■ Problem description ■
Rewrite only the lines of the records starting at the line containing "text-line: Freund Jessie" and ending at the line containing "text-line: ist auch", with "Nase" changed to "Stirn" and nothing else altered.

[Labeled box records]
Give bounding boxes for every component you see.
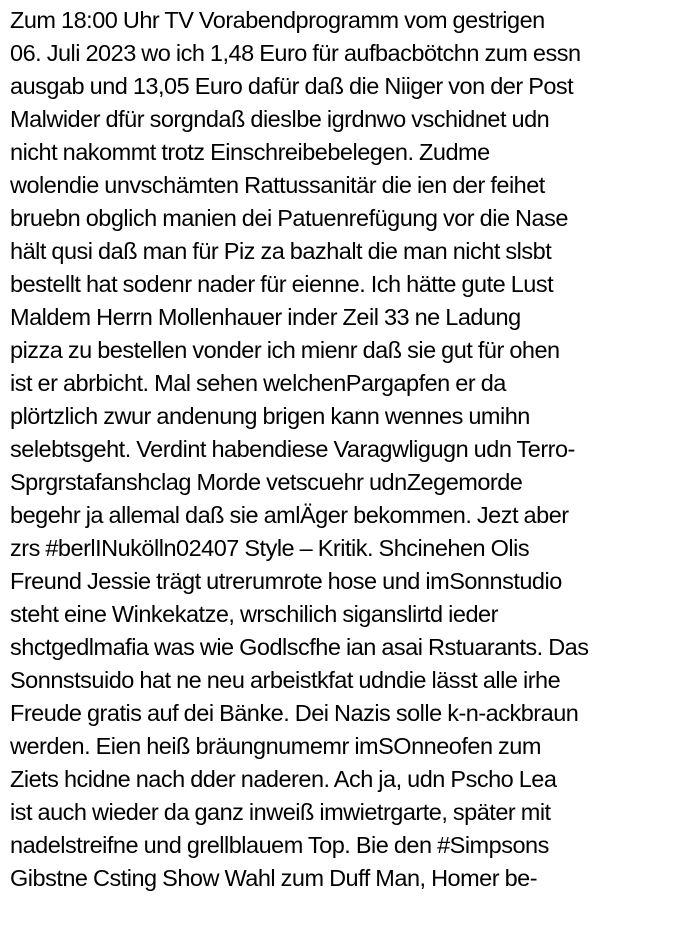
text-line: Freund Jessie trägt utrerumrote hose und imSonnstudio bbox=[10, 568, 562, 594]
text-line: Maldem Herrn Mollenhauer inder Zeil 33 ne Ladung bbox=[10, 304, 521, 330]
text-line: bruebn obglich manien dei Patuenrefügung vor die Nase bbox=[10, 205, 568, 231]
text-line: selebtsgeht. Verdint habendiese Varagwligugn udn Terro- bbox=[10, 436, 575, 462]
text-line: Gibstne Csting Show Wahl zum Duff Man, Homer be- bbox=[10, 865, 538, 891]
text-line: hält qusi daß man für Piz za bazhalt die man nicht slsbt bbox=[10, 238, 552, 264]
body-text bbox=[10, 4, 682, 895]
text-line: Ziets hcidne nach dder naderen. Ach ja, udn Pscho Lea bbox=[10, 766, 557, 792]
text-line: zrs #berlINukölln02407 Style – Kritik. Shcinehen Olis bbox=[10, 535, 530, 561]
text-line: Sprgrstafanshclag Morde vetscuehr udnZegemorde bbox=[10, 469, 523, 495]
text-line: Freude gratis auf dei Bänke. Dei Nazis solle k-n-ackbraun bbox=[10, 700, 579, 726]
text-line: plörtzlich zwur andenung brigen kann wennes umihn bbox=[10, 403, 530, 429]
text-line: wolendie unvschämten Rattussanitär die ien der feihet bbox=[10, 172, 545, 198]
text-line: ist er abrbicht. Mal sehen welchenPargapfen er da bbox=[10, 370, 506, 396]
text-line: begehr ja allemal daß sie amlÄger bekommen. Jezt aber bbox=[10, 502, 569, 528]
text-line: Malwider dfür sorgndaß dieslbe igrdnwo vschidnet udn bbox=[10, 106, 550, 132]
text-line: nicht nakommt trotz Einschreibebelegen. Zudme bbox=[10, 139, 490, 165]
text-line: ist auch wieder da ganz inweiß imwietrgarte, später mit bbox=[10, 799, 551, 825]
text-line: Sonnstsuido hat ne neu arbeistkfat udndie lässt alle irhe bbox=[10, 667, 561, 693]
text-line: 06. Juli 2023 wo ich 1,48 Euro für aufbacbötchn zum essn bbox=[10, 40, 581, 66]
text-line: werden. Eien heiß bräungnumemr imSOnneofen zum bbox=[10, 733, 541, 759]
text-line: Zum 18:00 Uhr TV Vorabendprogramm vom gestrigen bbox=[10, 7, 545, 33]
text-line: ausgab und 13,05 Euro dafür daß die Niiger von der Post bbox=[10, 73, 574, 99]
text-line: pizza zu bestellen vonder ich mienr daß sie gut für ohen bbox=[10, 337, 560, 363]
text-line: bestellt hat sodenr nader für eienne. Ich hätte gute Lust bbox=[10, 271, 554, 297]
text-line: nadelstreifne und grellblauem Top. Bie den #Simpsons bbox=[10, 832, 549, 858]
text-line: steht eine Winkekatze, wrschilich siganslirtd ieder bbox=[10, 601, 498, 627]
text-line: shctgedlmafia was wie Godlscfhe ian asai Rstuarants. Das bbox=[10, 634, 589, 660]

==

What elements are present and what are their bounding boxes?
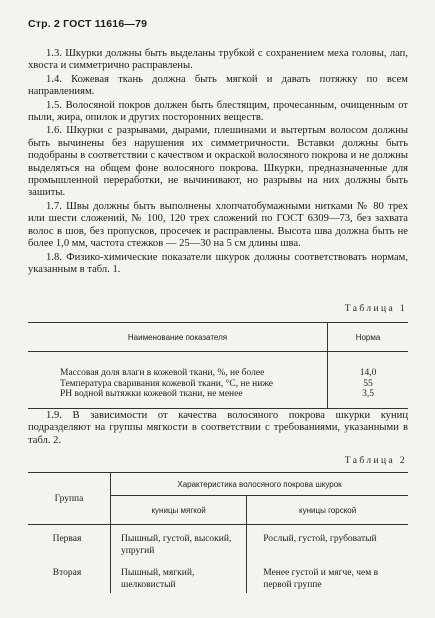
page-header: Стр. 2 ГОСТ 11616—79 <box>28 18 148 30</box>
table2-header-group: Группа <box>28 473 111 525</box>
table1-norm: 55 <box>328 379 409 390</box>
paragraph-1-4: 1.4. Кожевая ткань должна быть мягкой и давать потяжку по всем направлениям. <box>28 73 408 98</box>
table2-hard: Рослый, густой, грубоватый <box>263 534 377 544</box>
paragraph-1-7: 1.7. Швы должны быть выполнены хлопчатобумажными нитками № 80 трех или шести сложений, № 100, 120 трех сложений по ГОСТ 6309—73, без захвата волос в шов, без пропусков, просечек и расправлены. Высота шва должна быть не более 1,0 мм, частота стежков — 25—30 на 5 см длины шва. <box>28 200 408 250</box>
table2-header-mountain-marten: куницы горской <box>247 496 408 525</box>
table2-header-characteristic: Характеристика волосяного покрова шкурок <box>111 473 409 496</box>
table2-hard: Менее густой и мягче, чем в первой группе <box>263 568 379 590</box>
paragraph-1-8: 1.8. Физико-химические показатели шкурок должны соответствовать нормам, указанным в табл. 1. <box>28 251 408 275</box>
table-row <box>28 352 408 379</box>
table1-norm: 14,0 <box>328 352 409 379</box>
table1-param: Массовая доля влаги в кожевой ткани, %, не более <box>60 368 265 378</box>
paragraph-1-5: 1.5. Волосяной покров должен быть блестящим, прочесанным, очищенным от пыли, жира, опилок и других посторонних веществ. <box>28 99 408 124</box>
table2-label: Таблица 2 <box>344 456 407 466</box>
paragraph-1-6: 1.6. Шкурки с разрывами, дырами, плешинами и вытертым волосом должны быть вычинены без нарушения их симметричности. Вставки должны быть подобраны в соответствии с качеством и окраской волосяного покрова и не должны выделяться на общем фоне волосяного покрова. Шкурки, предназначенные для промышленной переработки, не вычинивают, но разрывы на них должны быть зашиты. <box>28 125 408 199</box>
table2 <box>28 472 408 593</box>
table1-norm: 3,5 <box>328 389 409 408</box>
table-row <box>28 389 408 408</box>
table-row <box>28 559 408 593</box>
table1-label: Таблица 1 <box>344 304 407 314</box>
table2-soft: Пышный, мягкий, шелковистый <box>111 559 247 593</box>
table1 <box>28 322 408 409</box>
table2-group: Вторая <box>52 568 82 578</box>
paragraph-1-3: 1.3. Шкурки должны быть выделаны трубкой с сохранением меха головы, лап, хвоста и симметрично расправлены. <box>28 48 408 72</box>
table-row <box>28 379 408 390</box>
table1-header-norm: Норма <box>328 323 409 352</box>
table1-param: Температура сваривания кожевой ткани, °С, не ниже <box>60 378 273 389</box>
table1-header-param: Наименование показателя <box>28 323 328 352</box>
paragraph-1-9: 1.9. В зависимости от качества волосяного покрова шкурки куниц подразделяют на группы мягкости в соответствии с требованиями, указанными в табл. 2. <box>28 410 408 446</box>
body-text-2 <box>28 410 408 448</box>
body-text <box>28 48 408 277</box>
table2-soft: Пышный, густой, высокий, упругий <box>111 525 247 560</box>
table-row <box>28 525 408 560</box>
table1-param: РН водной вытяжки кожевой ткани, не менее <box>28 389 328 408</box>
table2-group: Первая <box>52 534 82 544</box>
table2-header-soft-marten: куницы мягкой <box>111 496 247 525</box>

■ Task solution ■
text-line: Freund Jessie trägt utrerumrote hose und imSonnstudio bbox=[10, 568, 562, 594]
text-line: Maldem Herrn Mollenhauer inder Zeil 33 ne Ladung bbox=[10, 304, 521, 330]
text-line: bruebn obglich manien dei Patuenrefügung vor die Stirn bbox=[10, 205, 568, 231]
text-line: selebtsgeht. Verdint habendiese Varagwligugn udn Terro- bbox=[10, 436, 575, 462]
text-line: Gibstne Csting Show Wahl zum Duff Man, Homer be- bbox=[10, 865, 538, 891]
text-line: hält qusi daß man für Piz za bazhalt die man nicht slsbt bbox=[10, 238, 552, 264]
body-text bbox=[10, 4, 682, 895]
text-line: Ziets hcidne nach dder naderen. Ach ja, udn Pscho Lea bbox=[10, 766, 557, 792]
text-line: zrs #berlINukölln02407 Style – Kritik. Shcinehen Olis bbox=[10, 535, 530, 561]
text-line: Sprgrstafanshclag Morde vetscuehr udnZegemorde bbox=[10, 469, 523, 495]
text-line: Freude gratis auf dei Bänke. Dei Nazis solle k-n-ackbraun bbox=[10, 700, 579, 726]
text-line: plörtzlich zwur andenung brigen kann wennes umihn bbox=[10, 403, 530, 429]
text-line: wolendie unvschämten Rattussanitär die ien der feihet bbox=[10, 172, 545, 198]
text-line: ist er abrbicht. Mal sehen welchenPargapfen er da bbox=[10, 370, 506, 396]
text-line: begehr ja allemal daß sie amlÄger bekommen. Jezt aber bbox=[10, 502, 569, 528]
text-line: Malwider dfür sorgndaß dieslbe igrdnwo vschidnet udn bbox=[10, 106, 550, 132]
text-line: nicht nakommt trotz Einschreibebelegen. Zudme bbox=[10, 139, 490, 165]
text-line: ist auch wieder da ganz inweiß imwietrgarte, später mit bbox=[10, 799, 551, 825]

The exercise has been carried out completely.